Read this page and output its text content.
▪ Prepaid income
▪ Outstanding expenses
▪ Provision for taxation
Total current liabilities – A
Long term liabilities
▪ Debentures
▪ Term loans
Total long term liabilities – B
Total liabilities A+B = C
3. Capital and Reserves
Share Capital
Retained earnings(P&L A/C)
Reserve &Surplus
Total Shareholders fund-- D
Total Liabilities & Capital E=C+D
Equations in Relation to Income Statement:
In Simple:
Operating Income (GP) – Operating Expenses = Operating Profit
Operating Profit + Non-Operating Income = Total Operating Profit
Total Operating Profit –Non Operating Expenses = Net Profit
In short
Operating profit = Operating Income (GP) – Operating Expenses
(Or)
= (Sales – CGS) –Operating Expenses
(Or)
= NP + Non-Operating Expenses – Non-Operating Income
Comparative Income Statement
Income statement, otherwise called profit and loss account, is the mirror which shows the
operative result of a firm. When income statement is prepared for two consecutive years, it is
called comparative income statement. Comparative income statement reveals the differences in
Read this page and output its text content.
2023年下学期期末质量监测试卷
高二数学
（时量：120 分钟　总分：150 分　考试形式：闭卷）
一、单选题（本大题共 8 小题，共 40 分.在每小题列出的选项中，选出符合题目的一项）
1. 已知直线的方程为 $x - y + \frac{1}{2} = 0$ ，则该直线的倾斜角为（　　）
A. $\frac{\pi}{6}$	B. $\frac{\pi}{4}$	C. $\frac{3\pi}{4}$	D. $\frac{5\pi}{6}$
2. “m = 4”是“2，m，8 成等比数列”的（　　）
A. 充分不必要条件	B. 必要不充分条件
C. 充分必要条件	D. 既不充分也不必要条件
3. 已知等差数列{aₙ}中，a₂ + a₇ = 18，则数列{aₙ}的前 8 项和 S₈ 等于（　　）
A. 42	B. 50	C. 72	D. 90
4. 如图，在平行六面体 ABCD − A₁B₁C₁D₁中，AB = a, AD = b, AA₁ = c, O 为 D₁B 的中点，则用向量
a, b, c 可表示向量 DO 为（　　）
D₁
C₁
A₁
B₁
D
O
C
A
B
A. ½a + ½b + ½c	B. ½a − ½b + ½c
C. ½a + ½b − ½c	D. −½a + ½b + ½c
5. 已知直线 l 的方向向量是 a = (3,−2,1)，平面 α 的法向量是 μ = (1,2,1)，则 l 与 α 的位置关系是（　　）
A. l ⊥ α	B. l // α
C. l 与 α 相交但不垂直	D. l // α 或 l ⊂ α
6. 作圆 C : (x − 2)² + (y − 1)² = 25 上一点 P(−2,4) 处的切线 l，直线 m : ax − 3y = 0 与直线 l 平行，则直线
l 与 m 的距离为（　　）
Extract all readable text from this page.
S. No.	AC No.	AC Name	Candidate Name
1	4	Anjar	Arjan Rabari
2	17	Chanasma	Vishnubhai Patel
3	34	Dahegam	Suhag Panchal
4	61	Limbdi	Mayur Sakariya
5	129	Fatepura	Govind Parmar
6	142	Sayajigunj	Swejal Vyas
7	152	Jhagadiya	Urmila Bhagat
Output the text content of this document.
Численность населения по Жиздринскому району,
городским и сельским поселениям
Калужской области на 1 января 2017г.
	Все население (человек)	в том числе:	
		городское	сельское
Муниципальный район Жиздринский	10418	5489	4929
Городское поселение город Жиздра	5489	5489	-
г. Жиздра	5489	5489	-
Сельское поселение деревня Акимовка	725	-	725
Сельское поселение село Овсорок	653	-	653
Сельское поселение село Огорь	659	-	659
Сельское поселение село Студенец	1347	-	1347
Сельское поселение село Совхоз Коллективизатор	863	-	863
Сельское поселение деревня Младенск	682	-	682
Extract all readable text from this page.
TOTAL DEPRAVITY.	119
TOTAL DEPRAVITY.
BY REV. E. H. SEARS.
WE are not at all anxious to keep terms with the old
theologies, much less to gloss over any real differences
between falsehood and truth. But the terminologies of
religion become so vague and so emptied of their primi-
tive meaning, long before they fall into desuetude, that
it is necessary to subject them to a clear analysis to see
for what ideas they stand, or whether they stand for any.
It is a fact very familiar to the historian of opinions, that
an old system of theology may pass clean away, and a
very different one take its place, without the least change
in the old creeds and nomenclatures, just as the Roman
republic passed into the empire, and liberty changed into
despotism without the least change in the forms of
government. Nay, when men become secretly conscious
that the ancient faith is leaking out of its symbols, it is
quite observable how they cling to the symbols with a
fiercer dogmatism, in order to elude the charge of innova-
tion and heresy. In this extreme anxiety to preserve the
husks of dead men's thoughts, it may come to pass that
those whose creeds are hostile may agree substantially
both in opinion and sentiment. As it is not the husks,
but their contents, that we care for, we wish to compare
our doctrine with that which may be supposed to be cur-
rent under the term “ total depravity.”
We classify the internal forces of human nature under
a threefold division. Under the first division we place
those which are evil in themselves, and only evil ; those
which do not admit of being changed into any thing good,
= = = =
■ Given problem: Reproduce all of the entries word for word.

■ Exercise result:
Read this page and output its text content.
▪ Prepaid income
▪ Outstanding expenses
▪ Provision for taxation
Total current liabilities – A
Long term liabilities
▪ Debentures
▪ Term loans
Total long term liabilities – B
Total liabilities A+B = C
3. Capital and Reserves
Share Capital
Retained earnings(P&L A/C)
Reserve &Surplus
Total Shareholders fund-- D
Total Liabilities & Capital E=C+D
Equations in Relation to Income Statement:
In Simple:
Operating Income (GP) – Operating Expenses = Operating Profit
Operating Profit + Non-Operating Income = Total Operating Profit
Total Operating Profit –Non Operating Expenses = Net Profit
In short
Operating profit = Operating Income (GP) – Operating Expenses
(Or)
= (Sales – CGS) –Operating Expenses
(Or)
= NP + Non-Operating Expenses – Non-Operating Income
Comparative Income Statement
Income statement, otherwise called profit and loss account, is the mirror which shows the
operative result of a firm. When income statement is prepared for two consecutive years, it is
called comparative income statement. Comparative income statement reveals the differences in
Read this page and output its text content.
2023年下学期期末质量监测试卷
高二数学
（时量：120 分钟　总分：150 分　考试形式：闭卷）
一、单选题（本大题共 8 小题，共 40 分.在每小题列出的选项中，选出符合题目的一项）
1. 已知直线的方程为 $x - y + \frac{1}{2} = 0$ ，则该直线的倾斜角为（　　）
A. $\frac{\pi}{6}$	B. $\frac{\pi}{4}$	C. $\frac{3\pi}{4}$	D. $\frac{5\pi}{6}$
2. “m = 4”是“2，m，8 成等比数列”的（　　）
A. 充分不必要条件	B. 必要不充分条件
C. 充分必要条件	D. 既不充分也不必要条件
3. 已知等差数列{aₙ}中，a₂ + a₇ = 18，则数列{aₙ}的前 8 项和 S₈ 等于（　　）
A. 42	B. 50	C. 72	D. 90
4. 如图，在平行六面体 ABCD − A₁B₁C₁D₁中，AB = a, AD = b, AA₁ = c, O 为 D₁B 的中点，则用向量
a, b, c 可表示向量 DO 为（　　）
D₁
C₁
A₁
B₁
D
O
C
A
B
A. ½a + ½b + ½c	B. ½a − ½b + ½c
C. ½a + ½b − ½c	D. −½a + ½b + ½c
5. 已知直线 l 的方向向量是 a = (3,−2,1)，平面 α 的法向量是 μ = (1,2,1)，则 l 与 α 的位置关系是（　　）
A. l ⊥ α	B. l // α
C. l 与 α 相交但不垂直	D. l // α 或 l ⊂ α
6. 作圆 C : (x − 2)² + (y − 1)² = 25 上一点 P(−2,4) 处的切线 l，直线 m : ax − 3y = 0 与直线 l 平行，则直线
l 与 m 的距离为（　　）
Extract all readable text from this page.
S. No.	AC No.	AC Name	Candidate Name
1	4	Anjar	Arjan Rabari
2	17	Chanasma	Vishnubhai Patel
3	34	Dahegam	Suhag Panchal
4	61	Limbdi	Mayur Sakariya
5	129	Fatepura	Govind Parmar
6	142	Sayajigunj	Swejal Vyas
7	152	Jhagadiya	Urmila Bhagat
Output the text content of this document.
Численность населения по Жиздринскому району,
городским и сельским поселениям
Калужской области на 1 января 2017г.
	Все население (человек)	в том числе:	
		городское	сельское
Муниципальный район Жиздринский	10418	5489	4929
Городское поселение город Жиздра	5489	5489	-
г. Жиздра	5489	5489	-
Сельское поселение деревня Акимовка	725	-	725
Сельское поселение село Овсорок	653	-	653
Сельское поселение село Огорь	659	-	659
Сельское поселение село Студенец	1347	-	1347
Сельское поселение село Совхоз Коллективизатор	863	-	863
Сельское поселение деревня Младенск	682	-	682
Extract all readable text from this page.
TOTAL DEPRAVITY.	119
TOTAL DEPRAVITY.
BY REV. E. H. SEARS.
WE are not at all anxious to keep terms with the old
theologies, much less to gloss over any real differences
between falsehood and truth. But the terminologies of
religion become so vague and so emptied of their primi-
tive meaning, long before they fall into desuetude, that
it is necessary to subject them to a clear analysis to see
for what ideas they stand, or whether they stand for any.
It is a fact very familiar to the historian of opinions, that
an old system of theology may pass clean away, and a
very different one take its place, without the least change
in the old creeds and nomenclatures, just as the Roman
republic passed into the empire, and liberty changed into
despotism without the least change in the forms of
government. Nay, when men become secretly conscious
that the ancient faith is leaking out of its symbols, it is
quite observable how they cling to the symbols with a
fiercer dogmatism, in order to elude the charge of innova-
tion and heresy. In this extreme anxiety to preserve the
husks of dead men's thoughts, it may come to pass that
those whose creeds are hostile may agree substantially
both in opinion and sentiment. As it is not the husks,
but their contents, that we care for, we wish to compare
our doctrine with that which may be supposed to be cur-
rent under the term “ total depravity.”
We classify the internal forces of human nature under
a threefold division. Under the first division we place
those which are evil in themselves, and only evil ; those
which do not admit of being changed into any thing good,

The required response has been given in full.